Stored data:
-- Start --
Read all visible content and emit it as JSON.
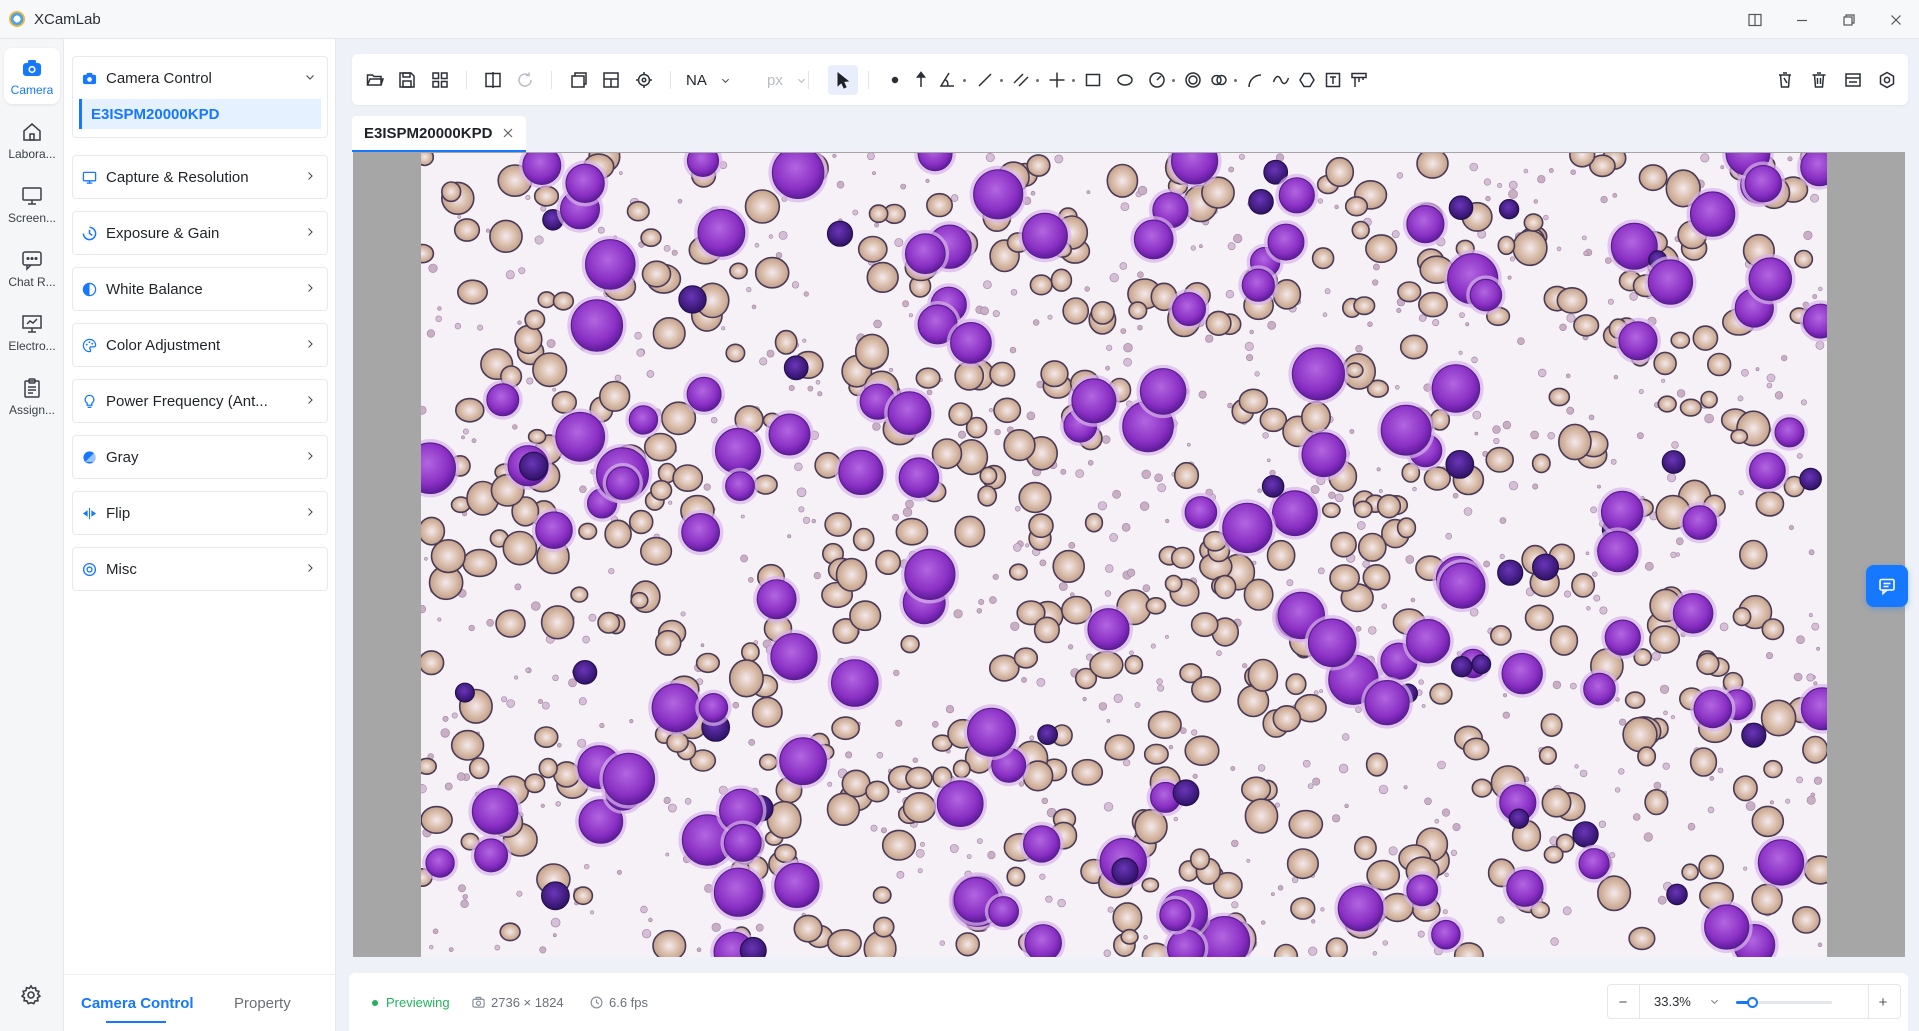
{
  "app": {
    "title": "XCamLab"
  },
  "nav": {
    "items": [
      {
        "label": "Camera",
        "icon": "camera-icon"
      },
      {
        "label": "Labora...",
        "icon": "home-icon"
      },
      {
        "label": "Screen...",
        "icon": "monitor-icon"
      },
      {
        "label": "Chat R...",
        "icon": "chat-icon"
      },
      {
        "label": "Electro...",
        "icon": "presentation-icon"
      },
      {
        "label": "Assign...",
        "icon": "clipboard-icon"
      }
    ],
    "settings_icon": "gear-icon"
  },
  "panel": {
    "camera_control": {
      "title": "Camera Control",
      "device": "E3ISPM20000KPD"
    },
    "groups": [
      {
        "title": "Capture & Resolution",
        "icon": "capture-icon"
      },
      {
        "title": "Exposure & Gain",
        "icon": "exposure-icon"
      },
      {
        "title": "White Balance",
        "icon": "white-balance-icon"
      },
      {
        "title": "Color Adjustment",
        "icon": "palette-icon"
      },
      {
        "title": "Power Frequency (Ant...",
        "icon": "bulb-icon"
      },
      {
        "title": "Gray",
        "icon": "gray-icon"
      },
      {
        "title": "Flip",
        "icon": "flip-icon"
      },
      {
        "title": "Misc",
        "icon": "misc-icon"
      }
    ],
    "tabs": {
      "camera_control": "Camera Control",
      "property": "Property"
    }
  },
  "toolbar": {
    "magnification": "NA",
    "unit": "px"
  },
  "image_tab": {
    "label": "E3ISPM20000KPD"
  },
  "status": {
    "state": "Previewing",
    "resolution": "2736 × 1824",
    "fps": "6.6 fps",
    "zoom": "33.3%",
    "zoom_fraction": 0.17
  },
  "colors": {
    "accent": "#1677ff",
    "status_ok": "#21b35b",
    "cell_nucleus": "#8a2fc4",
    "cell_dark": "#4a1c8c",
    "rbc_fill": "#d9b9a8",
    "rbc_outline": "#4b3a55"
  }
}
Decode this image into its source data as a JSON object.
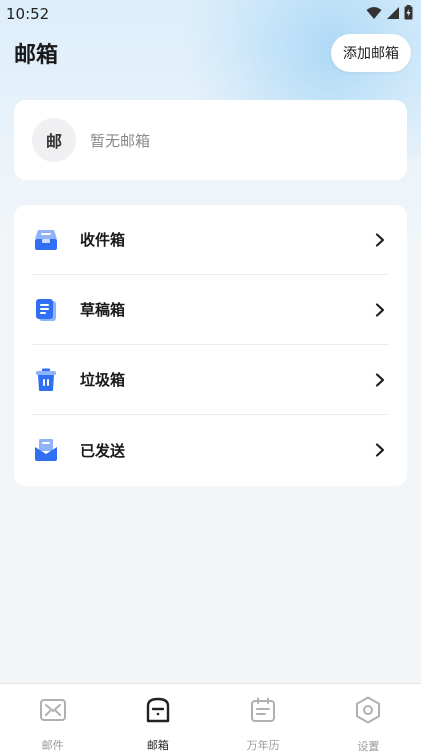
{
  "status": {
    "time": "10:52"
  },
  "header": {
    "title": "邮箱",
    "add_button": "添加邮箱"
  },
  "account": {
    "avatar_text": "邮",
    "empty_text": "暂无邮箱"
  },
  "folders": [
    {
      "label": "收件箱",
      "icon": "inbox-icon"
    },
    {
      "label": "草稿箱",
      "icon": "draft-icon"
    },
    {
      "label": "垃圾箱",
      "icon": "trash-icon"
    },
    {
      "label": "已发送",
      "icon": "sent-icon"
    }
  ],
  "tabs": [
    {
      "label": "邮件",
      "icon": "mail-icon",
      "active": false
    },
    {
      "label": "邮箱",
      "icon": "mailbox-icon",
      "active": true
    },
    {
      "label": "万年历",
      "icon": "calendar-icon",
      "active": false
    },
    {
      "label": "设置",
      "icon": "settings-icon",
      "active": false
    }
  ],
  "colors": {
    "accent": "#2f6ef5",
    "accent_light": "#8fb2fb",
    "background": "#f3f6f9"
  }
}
-- End --
Copy out every line from the material above in which the word "JSON" appears.

> [RESPONSE TO THE EXERCISE]:
Read all visible content and emit it as JSON.
Decode this image into its source data as a JSON object.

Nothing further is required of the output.